◆ Problem to work on
Look through the records below and collect all lines that hold the string "this".

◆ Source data

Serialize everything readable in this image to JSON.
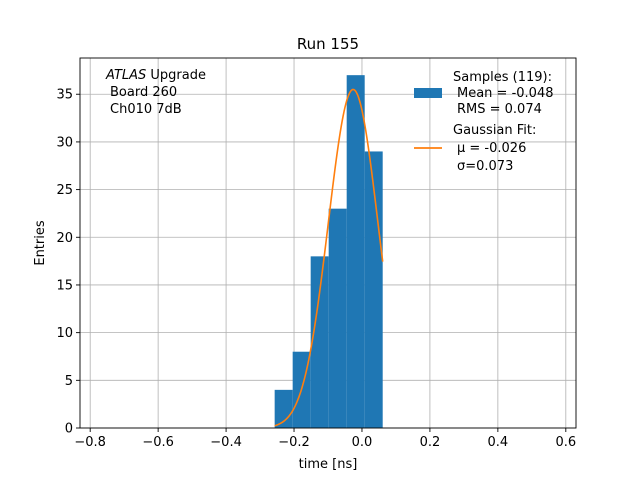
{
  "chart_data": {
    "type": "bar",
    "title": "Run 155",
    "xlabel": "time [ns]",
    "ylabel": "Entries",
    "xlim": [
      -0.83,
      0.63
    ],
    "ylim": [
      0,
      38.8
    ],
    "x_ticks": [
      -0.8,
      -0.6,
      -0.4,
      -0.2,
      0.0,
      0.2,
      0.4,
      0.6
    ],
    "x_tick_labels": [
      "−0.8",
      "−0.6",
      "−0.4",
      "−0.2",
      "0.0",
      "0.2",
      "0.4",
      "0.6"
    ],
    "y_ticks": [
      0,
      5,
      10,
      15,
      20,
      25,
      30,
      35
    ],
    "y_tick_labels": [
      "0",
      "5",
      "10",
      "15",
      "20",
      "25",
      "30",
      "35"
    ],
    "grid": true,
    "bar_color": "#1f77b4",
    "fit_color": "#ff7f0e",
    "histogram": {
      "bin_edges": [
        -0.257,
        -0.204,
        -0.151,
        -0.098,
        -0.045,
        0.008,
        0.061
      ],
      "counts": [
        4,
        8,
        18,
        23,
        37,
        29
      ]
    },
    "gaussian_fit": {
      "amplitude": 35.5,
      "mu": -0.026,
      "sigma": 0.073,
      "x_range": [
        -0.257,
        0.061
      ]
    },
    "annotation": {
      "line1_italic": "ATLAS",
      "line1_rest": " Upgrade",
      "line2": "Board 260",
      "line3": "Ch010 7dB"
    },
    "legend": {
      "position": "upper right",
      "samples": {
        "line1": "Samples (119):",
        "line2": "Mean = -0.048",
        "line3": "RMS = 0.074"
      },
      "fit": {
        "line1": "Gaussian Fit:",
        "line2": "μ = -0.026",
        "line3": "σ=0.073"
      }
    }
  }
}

==

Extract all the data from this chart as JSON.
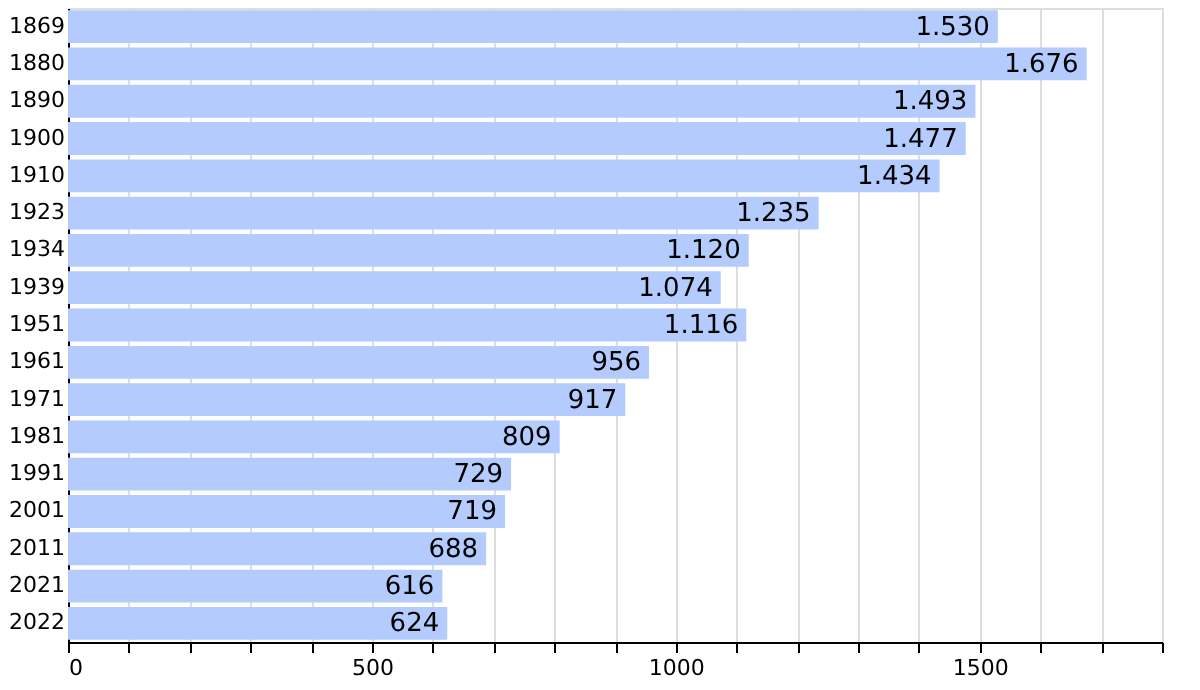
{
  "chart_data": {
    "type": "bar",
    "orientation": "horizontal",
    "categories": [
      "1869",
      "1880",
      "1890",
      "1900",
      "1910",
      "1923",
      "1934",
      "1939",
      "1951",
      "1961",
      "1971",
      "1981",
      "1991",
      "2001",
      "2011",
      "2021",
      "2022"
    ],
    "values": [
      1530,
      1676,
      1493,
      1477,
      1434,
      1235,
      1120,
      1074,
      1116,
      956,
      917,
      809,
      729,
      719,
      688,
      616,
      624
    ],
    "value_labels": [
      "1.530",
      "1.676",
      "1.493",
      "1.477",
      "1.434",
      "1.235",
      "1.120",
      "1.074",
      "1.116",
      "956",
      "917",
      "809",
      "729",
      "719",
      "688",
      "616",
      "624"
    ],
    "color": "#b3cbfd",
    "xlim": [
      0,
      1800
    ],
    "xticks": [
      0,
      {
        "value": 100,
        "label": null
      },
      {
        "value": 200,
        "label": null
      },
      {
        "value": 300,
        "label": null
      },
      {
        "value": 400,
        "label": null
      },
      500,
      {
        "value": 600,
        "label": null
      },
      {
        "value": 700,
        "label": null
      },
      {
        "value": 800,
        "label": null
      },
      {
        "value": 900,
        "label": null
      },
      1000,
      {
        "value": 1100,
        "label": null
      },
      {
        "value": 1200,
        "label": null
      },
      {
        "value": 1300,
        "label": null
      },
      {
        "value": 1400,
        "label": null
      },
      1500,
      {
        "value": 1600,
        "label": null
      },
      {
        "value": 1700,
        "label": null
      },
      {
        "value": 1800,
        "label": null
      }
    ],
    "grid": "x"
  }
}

◆ In response
Serialize everything readable in this image to JSON.
Extract all the data from this chart as JSON.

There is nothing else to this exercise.